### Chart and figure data
───

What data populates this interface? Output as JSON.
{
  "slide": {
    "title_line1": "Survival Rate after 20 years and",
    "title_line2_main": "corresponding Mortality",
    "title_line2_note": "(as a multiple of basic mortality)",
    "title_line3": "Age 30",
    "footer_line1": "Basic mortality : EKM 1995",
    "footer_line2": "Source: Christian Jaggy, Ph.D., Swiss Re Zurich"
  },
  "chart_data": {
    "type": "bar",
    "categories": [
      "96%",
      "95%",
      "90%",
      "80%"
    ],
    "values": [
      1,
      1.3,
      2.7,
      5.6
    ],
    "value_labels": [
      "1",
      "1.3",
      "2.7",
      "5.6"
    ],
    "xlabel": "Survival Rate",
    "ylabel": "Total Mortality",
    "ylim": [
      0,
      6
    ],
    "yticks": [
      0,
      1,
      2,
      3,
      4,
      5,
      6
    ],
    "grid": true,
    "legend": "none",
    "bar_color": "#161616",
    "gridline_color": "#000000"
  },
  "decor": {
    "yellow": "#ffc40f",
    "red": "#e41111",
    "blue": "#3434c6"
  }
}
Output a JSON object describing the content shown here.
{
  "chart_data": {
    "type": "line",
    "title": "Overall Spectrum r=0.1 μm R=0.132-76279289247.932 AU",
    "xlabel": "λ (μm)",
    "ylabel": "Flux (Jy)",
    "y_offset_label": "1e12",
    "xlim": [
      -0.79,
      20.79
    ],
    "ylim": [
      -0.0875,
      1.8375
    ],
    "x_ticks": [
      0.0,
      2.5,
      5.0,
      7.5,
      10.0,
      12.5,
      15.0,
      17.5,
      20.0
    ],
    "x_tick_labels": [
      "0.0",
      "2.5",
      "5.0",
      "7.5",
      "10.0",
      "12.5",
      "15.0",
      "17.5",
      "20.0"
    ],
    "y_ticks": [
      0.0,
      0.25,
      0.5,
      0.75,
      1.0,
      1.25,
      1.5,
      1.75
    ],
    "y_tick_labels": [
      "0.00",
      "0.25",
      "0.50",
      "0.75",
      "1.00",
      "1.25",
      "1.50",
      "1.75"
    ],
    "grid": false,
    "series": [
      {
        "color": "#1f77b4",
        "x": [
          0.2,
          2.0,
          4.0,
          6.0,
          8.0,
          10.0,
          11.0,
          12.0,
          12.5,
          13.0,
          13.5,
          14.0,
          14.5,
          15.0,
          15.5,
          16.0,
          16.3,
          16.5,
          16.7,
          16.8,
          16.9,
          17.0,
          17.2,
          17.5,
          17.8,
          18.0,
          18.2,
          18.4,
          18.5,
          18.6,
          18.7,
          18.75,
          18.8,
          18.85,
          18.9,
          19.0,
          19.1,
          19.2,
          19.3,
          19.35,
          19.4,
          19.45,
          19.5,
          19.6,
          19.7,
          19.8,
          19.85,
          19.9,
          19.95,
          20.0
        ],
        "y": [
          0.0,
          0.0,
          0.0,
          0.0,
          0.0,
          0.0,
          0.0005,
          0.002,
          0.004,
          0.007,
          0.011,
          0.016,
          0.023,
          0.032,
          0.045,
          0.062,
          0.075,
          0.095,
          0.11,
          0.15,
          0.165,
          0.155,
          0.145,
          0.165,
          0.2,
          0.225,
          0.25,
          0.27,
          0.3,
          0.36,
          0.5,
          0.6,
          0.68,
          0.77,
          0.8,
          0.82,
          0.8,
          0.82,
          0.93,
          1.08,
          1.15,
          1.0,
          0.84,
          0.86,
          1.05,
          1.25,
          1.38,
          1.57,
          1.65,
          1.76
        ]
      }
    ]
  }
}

───

Write the data from above out again, exactly.

What data populates this interface? Output as JSON.
{
  "slide": {
    "title_line1": "Survival Rate after 20 years and",
    "title_line2_main": "corresponding Mortality",
    "title_line2_note": "(as a multiple of basic mortality)",
    "title_line3": "Age 30",
    "footer_line1": "Basic mortality : EKM 1995",
    "footer_line2": "Source: Christian Jaggy, Ph.D., Swiss Re Zurich"
  },
  "chart_data": {
    "type": "bar",
    "categories": [
      "96%",
      "95%",
      "90%",
      "80%"
    ],
    "values": [
      1,
      1.3,
      2.7,
      5.6
    ],
    "value_labels": [
      "1",
      "1.3",
      "2.7",
      "5.6"
    ],
    "xlabel": "Survival Rate",
    "ylabel": "Total Mortality",
    "ylim": [
      0,
      6
    ],
    "yticks": [
      0,
      1,
      2,
      3,
      4,
      5,
      6
    ],
    "grid": true,
    "legend": "none",
    "bar_color": "#161616",
    "gridline_color": "#000000"
  },
  "decor": {
    "yellow": "#ffc40f",
    "red": "#e41111",
    "blue": "#3434c6"
  }
}
Output a JSON object describing the content shown here.
{
  "chart_data": {
    "type": "line",
    "title": "Overall Spectrum r=0.1 μm R=0.132-76279289247.932 AU",
    "xlabel": "λ (μm)",
    "ylabel": "Flux (Jy)",
    "y_offset_label": "1e12",
    "xlim": [
      -0.79,
      20.79
    ],
    "ylim": [
      -0.0875,
      1.8375
    ],
    "x_ticks": [
      0.0,
      2.5,
      5.0,
      7.5,
      10.0,
      12.5,
      15.0,
      17.5,
      20.0
    ],
    "x_tick_labels": [
      "0.0",
      "2.5",
      "5.0",
      "7.5",
      "10.0",
      "12.5",
      "15.0",
      "17.5",
      "20.0"
    ],
    "y_ticks": [
      0.0,
      0.25,
      0.5,
      0.75,
      1.0,
      1.25,
      1.5,
      1.75
    ],
    "y_tick_labels": [
      "0.00",
      "0.25",
      "0.50",
      "0.75",
      "1.00",
      "1.25",
      "1.50",
      "1.75"
    ],
    "grid": false,
    "series": [
      {
        "color": "#1f77b4",
        "x": [
          0.2,
          2.0,
          4.0,
          6.0,
          8.0,
          10.0,
          11.0,
          12.0,
          12.5,
          13.0,
          13.5,
          14.0,
          14.5,
          15.0,
          15.5,
          16.0,
          16.3,
          16.5,
          16.7,
          16.8,
          16.9,
          17.0,
          17.2,
          17.5,
          17.8,
          18.0,
          18.2,
          18.4,
          18.5,
          18.6,
          18.7,
          18.75,
          18.8,
          18.85,
          18.9,
          19.0,
          19.1,
          19.2,
          19.3,
          19.35,
          19.4,
          19.45,
          19.5,
          19.6,
          19.7,
          19.8,
          19.85,
          19.9,
          19.95,
          20.0
        ],
        "y": [
          0.0,
          0.0,
          0.0,
          0.0,
          0.0,
          0.0,
          0.0005,
          0.002,
          0.004,
          0.007,
          0.011,
          0.016,
          0.023,
          0.032,
          0.045,
          0.062,
          0.075,
          0.095,
          0.11,
          0.15,
          0.165,
          0.155,
          0.145,
          0.165,
          0.2,
          0.225,
          0.25,
          0.27,
          0.3,
          0.36,
          0.5,
          0.6,
          0.68,
          0.77,
          0.8,
          0.82,
          0.8,
          0.82,
          0.93,
          1.08,
          1.15,
          1.0,
          0.84,
          0.86,
          1.05,
          1.25,
          1.38,
          1.57,
          1.65,
          1.76
        ]
      }
    ]
  }
}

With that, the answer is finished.